GIVEN PROBLEM: Check each line for the word "color" and report how many have it. Give nothing else.

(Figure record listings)
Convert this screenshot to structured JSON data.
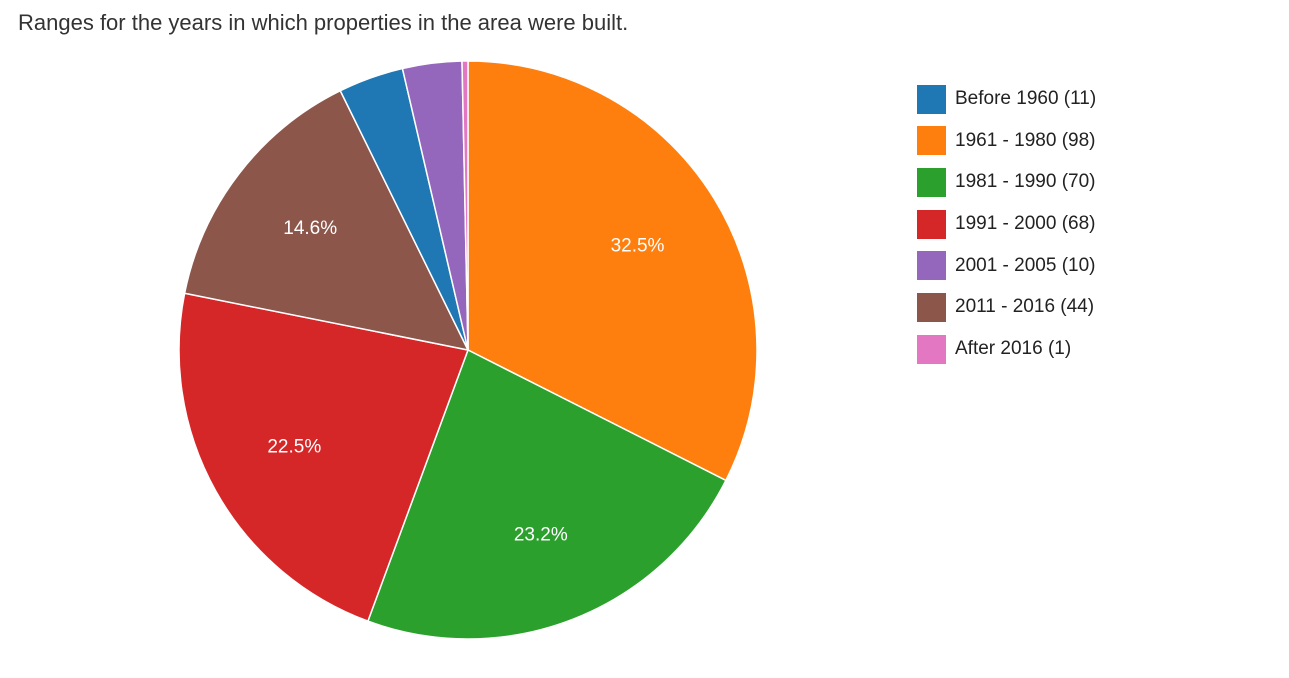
{
  "chart_data": {
    "type": "pie",
    "title": "Ranges for the years in which properties in the area were built.",
    "legend_position": "right",
    "start_angle_deg": 0,
    "direction": "clockwise",
    "slices": [
      {
        "label": "Before 1960",
        "value": 11,
        "color": "#1f77b4",
        "legend_text": "Before 1960 (11)",
        "percent_label": ""
      },
      {
        "label": "1961 - 1980",
        "value": 98,
        "color": "#ff7f0e",
        "legend_text": "1961 - 1980 (98)",
        "percent_label": "32.5%"
      },
      {
        "label": "1981 - 1990",
        "value": 70,
        "color": "#2ca02c",
        "legend_text": "1981 - 1990 (70)",
        "percent_label": "23.2%"
      },
      {
        "label": "1991 - 2000",
        "value": 68,
        "color": "#d62728",
        "legend_text": "1991 - 2000 (68)",
        "percent_label": "22.5%"
      },
      {
        "label": "2001 - 2005",
        "value": 10,
        "color": "#9467bd",
        "legend_text": "2001 - 2005 (10)",
        "percent_label": ""
      },
      {
        "label": "2011 - 2016",
        "value": 44,
        "color": "#8c564b",
        "legend_text": "2011 - 2016 (44)",
        "percent_label": "14.6%"
      },
      {
        "label": "After 2016",
        "value": 1,
        "color": "#e377c2",
        "legend_text": "After 2016 (1)",
        "percent_label": ""
      }
    ],
    "draw_order": [
      "1961 - 1980",
      "1981 - 1990",
      "1991 - 2000",
      "2011 - 2016",
      "Before 1960",
      "2001 - 2005",
      "After 2016"
    ]
  }
}
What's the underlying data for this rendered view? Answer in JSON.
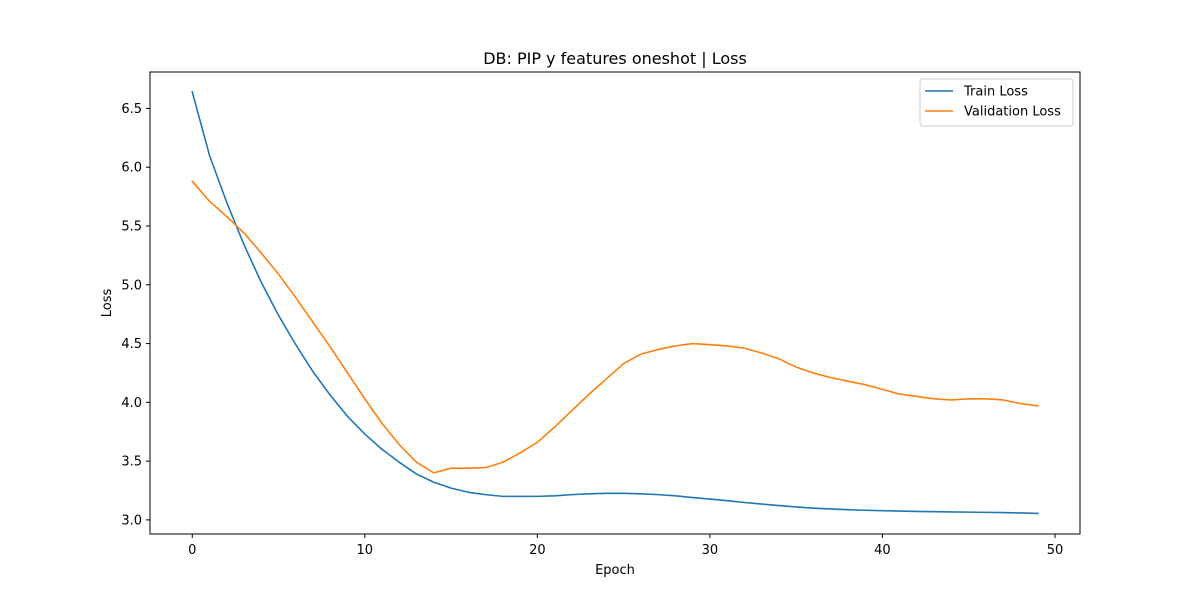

ANSWER FOR THE TASK: 7